Start of DATA EXCERPTS

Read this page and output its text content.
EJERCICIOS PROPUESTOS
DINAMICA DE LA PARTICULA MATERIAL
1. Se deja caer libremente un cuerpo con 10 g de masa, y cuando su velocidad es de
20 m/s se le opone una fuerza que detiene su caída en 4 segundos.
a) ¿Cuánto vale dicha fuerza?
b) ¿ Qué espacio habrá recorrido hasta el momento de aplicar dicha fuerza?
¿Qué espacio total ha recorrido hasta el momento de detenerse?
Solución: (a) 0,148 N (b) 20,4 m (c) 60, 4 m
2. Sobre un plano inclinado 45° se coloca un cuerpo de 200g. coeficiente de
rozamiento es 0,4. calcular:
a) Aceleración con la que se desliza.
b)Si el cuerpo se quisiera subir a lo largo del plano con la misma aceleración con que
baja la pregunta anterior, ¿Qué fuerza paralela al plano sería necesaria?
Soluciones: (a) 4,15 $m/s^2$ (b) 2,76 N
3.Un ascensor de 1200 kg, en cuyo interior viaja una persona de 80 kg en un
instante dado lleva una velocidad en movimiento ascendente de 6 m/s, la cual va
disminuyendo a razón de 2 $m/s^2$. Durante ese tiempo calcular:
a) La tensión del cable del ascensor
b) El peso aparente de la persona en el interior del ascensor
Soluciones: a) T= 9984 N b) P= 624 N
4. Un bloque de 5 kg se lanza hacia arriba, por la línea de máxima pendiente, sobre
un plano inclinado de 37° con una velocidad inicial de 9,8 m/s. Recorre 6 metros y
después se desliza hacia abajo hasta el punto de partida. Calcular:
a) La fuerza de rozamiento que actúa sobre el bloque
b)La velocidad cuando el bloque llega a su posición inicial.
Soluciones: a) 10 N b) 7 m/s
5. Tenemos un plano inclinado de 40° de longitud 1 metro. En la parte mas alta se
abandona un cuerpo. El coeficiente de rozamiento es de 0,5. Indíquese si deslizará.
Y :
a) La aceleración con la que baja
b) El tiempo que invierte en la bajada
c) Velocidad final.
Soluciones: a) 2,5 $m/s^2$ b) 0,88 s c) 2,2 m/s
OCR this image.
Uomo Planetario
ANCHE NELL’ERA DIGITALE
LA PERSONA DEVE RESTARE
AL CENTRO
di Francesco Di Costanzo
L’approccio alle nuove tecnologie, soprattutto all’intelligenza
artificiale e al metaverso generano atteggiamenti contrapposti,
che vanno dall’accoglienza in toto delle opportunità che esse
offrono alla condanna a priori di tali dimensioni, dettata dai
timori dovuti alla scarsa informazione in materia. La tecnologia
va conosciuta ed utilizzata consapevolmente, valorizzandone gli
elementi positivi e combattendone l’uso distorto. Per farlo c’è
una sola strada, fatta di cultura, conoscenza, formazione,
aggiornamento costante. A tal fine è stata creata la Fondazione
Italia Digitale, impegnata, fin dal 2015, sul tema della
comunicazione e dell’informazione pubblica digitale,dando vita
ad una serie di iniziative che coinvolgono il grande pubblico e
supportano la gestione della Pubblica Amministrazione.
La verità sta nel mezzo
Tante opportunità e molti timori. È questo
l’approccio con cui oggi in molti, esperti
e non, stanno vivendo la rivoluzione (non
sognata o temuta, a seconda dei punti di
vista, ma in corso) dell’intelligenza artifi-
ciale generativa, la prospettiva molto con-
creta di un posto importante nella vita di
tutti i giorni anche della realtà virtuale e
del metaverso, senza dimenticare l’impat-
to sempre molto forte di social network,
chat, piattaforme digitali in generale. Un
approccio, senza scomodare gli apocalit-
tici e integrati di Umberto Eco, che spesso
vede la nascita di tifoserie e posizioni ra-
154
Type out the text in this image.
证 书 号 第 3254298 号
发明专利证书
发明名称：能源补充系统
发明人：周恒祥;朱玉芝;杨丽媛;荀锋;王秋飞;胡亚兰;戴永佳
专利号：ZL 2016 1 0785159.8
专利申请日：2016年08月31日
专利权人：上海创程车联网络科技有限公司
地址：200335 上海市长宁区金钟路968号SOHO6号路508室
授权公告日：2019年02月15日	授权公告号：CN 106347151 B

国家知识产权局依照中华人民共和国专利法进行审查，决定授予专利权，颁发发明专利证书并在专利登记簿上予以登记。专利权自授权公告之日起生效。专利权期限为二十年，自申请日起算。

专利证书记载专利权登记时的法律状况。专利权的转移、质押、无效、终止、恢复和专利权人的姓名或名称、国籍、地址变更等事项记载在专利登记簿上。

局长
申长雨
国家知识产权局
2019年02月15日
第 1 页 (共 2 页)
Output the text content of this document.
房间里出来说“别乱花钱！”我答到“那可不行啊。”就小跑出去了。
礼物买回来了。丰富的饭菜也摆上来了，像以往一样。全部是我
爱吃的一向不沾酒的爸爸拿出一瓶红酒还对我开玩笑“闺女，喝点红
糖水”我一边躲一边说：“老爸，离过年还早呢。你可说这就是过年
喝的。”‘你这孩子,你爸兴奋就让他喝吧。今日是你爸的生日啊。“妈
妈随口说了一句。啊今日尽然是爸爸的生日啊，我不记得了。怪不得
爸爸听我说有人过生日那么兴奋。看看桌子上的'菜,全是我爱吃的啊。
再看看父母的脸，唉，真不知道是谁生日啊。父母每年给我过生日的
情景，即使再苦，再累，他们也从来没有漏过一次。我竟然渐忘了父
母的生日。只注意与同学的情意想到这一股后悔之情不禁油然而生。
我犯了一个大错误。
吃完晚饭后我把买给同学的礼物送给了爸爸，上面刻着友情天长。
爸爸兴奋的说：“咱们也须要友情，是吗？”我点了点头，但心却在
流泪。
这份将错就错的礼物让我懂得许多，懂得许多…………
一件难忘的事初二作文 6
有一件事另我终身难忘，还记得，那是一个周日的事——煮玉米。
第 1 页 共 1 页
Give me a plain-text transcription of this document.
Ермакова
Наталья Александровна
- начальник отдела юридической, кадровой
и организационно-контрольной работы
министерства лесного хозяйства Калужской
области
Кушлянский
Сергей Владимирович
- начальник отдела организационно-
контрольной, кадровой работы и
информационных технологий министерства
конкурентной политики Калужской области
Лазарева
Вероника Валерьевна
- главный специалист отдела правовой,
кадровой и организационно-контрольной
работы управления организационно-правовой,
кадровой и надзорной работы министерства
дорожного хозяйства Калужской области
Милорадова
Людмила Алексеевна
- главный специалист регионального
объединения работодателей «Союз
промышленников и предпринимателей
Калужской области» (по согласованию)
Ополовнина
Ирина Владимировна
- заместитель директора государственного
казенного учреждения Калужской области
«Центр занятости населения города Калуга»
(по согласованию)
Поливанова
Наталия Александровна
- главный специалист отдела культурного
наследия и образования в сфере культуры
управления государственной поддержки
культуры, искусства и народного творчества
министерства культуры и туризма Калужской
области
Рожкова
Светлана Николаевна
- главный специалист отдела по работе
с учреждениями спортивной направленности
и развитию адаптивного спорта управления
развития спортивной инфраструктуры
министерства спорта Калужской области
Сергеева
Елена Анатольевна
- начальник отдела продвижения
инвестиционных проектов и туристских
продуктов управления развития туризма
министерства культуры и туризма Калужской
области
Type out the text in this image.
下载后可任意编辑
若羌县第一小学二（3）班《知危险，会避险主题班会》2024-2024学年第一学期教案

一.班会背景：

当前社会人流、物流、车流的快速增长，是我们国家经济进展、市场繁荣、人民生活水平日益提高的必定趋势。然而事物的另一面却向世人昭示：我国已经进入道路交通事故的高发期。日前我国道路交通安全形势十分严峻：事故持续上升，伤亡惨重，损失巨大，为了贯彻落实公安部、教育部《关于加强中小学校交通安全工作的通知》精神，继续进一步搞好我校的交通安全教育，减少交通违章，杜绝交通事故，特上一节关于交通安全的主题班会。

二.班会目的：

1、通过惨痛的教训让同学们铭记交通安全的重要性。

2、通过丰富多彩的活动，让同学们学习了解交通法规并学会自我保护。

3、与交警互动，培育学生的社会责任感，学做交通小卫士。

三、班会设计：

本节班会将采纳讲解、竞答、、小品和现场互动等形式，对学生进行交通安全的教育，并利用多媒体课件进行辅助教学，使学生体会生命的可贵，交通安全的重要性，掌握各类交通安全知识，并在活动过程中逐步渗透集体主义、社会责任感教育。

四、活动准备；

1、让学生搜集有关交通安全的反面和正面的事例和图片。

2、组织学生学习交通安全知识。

End of DATA EXCERPTS

State the count of lines holding the string "хозяйства" in the listing above, and nothing else.

2